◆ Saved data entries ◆
• • • •

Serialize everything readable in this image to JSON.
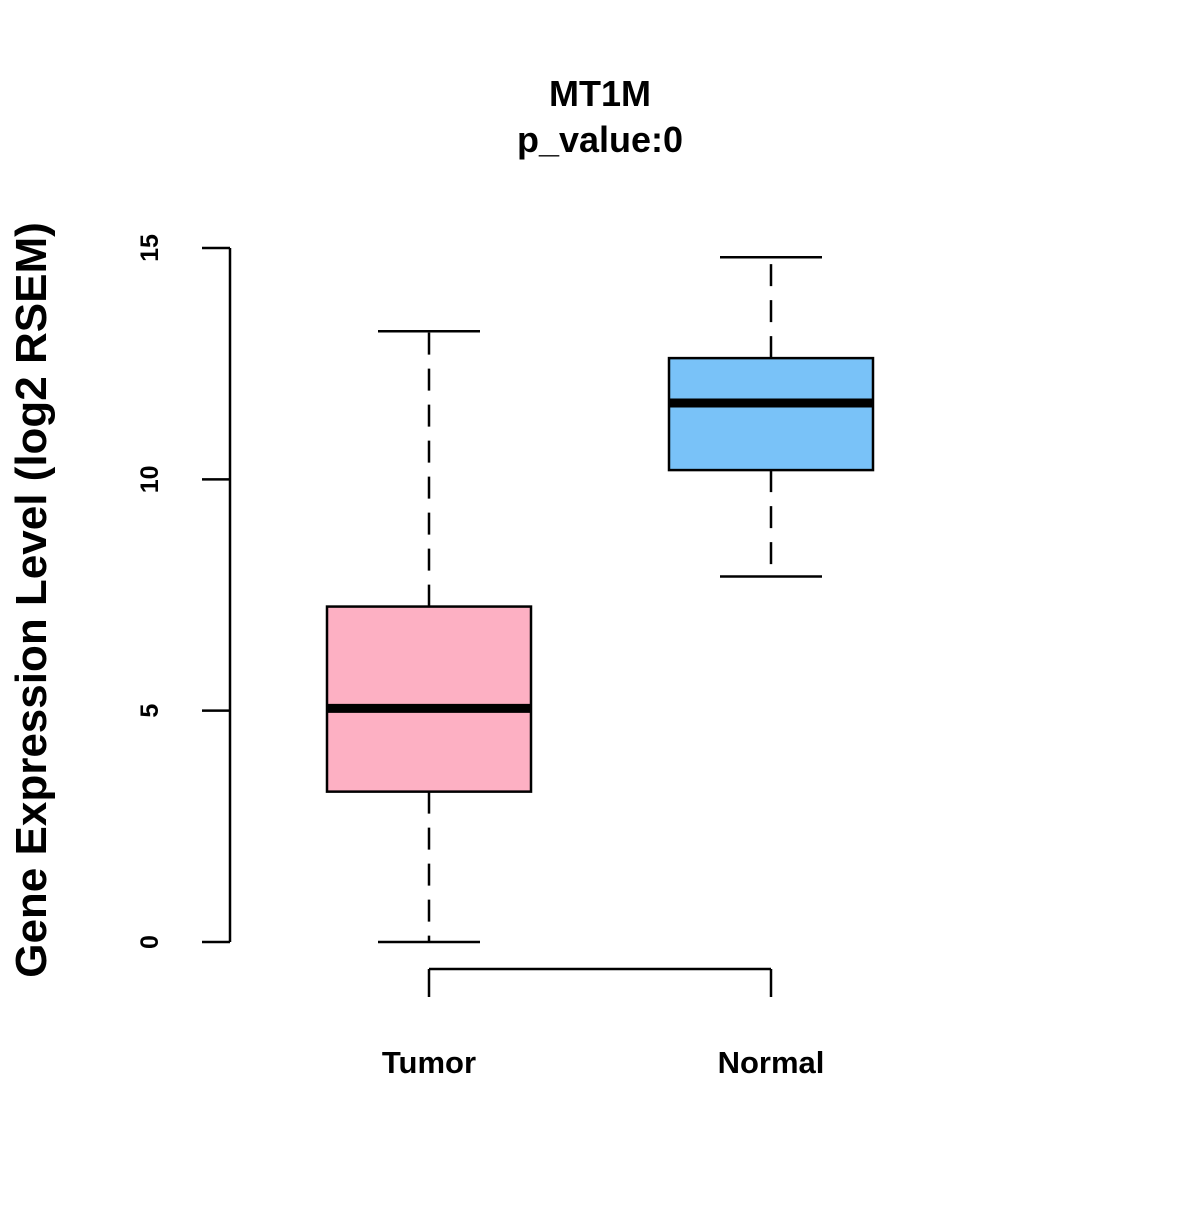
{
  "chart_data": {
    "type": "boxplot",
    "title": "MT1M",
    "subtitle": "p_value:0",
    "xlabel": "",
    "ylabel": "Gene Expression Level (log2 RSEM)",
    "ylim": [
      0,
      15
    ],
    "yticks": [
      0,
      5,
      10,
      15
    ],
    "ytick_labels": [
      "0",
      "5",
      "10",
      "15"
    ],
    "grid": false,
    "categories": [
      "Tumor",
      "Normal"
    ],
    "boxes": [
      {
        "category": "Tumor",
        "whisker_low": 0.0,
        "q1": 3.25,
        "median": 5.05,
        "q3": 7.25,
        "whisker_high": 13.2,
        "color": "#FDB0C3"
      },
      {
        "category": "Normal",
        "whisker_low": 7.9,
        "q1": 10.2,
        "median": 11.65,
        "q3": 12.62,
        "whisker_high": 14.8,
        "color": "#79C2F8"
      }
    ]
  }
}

• • • •

◆ TASK STATEMENT ◆
Repeat the preceding records precisely, and leave every picture out of the copy.

◆ COMPLETED EXERCISE ◆
Serialize everything readable in this image to JSON.
{
  "chart_data": {
    "type": "boxplot",
    "title": "MT1M",
    "subtitle": "p_value:0",
    "xlabel": "",
    "ylabel": "Gene Expression Level (log2 RSEM)",
    "ylim": [
      0,
      15
    ],
    "yticks": [
      0,
      5,
      10,
      15
    ],
    "ytick_labels": [
      "0",
      "5",
      "10",
      "15"
    ],
    "grid": false,
    "categories": [
      "Tumor",
      "Normal"
    ],
    "boxes": [
      {
        "category": "Tumor",
        "whisker_low": 0.0,
        "q1": 3.25,
        "median": 5.05,
        "q3": 7.25,
        "whisker_high": 13.2,
        "color": "#FDB0C3"
      },
      {
        "category": "Normal",
        "whisker_low": 7.9,
        "q1": 10.2,
        "median": 11.65,
        "q3": 12.62,
        "whisker_high": 14.8,
        "color": "#79C2F8"
      }
    ]
  }
}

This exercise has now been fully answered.